** Start of TASK DATA **

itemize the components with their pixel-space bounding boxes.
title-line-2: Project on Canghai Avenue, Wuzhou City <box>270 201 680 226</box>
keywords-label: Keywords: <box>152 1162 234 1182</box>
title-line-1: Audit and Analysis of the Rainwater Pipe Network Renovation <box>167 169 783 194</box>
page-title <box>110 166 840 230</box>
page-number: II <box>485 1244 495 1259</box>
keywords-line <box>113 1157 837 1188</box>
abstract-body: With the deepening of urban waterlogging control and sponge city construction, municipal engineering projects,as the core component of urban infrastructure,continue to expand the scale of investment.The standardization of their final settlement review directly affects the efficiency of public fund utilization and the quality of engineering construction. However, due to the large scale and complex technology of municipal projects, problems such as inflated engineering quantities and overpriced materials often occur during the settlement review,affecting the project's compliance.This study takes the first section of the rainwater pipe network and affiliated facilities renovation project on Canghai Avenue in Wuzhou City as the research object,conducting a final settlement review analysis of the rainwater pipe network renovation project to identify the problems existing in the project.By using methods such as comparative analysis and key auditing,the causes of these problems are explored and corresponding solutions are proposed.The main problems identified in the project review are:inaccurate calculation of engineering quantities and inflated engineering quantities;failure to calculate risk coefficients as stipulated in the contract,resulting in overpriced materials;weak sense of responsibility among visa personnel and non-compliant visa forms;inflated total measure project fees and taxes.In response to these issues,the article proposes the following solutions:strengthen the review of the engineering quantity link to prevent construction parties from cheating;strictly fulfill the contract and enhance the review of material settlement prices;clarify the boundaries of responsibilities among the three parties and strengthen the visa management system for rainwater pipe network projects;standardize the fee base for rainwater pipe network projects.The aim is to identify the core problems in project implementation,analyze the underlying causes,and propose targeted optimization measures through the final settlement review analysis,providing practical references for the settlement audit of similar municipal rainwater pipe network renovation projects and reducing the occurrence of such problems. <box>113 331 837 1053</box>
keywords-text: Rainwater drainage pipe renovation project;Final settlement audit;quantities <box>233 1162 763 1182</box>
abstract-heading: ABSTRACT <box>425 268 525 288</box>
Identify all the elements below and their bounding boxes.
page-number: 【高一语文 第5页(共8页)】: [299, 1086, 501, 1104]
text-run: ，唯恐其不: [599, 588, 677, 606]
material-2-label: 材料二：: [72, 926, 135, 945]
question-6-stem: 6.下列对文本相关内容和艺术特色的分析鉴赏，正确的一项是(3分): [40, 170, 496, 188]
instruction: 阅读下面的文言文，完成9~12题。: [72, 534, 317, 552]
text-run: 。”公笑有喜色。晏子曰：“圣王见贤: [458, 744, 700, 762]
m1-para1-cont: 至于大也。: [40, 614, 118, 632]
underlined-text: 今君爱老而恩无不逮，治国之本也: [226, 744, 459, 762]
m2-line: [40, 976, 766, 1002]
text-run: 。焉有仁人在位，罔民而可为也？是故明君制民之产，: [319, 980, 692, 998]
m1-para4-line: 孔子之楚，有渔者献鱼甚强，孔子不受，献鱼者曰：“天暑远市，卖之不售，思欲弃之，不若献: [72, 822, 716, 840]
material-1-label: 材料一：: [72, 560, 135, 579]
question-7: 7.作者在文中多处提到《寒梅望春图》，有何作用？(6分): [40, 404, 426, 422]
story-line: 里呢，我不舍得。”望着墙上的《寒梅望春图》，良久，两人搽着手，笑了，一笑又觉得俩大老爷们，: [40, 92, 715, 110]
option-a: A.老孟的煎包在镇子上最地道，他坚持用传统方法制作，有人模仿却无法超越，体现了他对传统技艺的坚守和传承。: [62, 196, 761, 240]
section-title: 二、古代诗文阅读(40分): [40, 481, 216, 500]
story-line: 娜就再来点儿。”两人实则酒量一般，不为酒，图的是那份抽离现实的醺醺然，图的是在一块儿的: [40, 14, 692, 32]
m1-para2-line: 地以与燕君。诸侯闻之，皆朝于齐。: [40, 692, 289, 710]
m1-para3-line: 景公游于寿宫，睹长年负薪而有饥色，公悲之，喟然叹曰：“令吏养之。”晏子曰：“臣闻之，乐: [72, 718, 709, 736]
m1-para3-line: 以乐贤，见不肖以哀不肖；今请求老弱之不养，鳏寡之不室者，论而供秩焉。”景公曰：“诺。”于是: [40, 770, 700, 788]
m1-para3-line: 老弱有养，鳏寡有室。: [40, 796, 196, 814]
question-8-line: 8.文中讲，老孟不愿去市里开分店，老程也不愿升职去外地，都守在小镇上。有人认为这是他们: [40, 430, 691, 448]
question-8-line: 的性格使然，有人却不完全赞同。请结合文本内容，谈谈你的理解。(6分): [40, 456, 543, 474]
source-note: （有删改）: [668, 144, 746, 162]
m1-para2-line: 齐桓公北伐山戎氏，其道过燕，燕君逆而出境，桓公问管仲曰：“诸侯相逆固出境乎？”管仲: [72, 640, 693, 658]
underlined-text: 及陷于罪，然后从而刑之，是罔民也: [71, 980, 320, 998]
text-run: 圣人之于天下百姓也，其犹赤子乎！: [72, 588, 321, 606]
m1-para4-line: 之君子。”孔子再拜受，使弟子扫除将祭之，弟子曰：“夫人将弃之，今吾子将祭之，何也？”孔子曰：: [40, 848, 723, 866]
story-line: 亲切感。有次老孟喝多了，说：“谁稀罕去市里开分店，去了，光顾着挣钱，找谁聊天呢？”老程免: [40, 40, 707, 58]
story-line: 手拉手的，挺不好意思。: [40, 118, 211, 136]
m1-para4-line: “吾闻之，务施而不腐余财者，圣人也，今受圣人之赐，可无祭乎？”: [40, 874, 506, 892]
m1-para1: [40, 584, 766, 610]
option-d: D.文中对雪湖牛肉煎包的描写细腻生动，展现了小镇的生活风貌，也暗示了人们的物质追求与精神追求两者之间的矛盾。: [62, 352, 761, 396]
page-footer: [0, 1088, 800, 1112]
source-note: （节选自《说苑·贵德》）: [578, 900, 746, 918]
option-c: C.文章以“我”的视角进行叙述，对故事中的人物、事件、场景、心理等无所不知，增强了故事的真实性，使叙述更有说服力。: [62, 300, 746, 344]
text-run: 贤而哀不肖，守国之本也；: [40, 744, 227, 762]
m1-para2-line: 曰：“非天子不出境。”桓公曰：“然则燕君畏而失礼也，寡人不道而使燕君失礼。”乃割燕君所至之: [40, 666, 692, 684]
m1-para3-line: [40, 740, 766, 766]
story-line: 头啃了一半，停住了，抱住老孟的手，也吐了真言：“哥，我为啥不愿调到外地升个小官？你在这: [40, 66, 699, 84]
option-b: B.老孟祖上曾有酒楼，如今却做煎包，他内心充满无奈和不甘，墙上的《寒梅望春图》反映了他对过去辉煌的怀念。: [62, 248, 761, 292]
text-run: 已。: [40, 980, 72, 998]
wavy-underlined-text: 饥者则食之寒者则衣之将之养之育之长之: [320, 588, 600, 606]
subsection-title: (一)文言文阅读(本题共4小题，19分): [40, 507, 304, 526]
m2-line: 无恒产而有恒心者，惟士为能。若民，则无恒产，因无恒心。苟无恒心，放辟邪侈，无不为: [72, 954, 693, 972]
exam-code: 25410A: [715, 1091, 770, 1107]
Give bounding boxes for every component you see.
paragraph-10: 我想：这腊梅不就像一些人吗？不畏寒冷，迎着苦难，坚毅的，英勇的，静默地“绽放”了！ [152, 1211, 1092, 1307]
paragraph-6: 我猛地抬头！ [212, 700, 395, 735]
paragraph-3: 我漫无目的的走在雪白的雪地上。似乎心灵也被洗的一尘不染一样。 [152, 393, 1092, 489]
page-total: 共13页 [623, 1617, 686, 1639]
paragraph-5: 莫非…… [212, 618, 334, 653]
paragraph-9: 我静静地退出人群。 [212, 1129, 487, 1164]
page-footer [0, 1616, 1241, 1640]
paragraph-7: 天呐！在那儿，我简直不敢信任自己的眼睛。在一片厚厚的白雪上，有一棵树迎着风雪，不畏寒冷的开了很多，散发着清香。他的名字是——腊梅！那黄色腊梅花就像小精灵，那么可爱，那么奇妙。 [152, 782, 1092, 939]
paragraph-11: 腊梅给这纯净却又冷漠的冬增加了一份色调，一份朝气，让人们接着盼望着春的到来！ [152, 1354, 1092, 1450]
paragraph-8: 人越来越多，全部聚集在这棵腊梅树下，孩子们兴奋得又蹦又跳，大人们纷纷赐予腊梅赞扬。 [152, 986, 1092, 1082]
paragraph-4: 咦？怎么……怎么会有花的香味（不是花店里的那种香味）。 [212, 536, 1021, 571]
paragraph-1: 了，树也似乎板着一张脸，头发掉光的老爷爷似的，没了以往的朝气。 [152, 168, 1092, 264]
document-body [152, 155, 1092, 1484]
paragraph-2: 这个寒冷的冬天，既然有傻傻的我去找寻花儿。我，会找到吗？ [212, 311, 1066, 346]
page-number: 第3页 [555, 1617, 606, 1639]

** End of TASK DATA **

AIM OF THE TASK:
Reproduce the lines above word for word, starting at the very first line and ending with the line that contains "keywords-line <box>113 1157 837 1188</box>".

SOLUTION:
itemize the components with their pixel-space bounding boxes.
title-line-2: Project on Canghai Avenue, Wuzhou City <box>270 201 680 226</box>
keywords-label: Keywords: <box>152 1162 234 1182</box>
title-line-1: Audit and Analysis of the Rainwater Pipe Network Renovation <box>167 169 783 194</box>
page-title <box>110 166 840 230</box>
page-number: II <box>485 1244 495 1259</box>
keywords-line <box>113 1157 837 1188</box>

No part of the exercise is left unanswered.